### WHAT TO WORK ON
Your task is to filter the data below down to the lines holding "JSON".

### THE RECORDS
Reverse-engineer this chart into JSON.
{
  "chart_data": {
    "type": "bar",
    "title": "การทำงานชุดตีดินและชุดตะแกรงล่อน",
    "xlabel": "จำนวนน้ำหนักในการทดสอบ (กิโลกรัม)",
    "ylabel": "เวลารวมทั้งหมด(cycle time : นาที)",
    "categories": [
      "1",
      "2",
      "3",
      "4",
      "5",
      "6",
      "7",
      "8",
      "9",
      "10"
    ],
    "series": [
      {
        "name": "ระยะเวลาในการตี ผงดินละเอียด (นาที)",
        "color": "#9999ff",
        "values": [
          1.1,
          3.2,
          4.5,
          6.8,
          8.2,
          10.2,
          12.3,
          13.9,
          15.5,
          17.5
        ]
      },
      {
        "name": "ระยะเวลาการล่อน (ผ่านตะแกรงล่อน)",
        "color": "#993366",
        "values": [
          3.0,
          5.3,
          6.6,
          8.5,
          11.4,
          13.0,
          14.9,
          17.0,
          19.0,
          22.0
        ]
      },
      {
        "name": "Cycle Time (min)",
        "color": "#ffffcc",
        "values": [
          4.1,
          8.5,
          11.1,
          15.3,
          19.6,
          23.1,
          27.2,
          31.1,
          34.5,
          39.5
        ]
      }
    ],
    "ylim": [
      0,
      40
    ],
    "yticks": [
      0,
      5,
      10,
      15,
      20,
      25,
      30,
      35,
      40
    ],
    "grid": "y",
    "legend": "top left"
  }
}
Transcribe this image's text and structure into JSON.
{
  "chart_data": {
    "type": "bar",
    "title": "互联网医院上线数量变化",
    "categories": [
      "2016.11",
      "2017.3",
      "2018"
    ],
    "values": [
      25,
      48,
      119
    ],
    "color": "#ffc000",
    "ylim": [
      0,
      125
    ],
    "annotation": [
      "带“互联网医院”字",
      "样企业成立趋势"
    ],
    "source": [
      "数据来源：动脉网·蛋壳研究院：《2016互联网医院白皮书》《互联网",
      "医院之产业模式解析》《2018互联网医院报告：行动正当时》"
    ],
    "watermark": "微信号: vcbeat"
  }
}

### RESULT OF THIS EXERCISE
Reverse-engineer this chart into JSON.
Transcribe this image's text and structure into JSON.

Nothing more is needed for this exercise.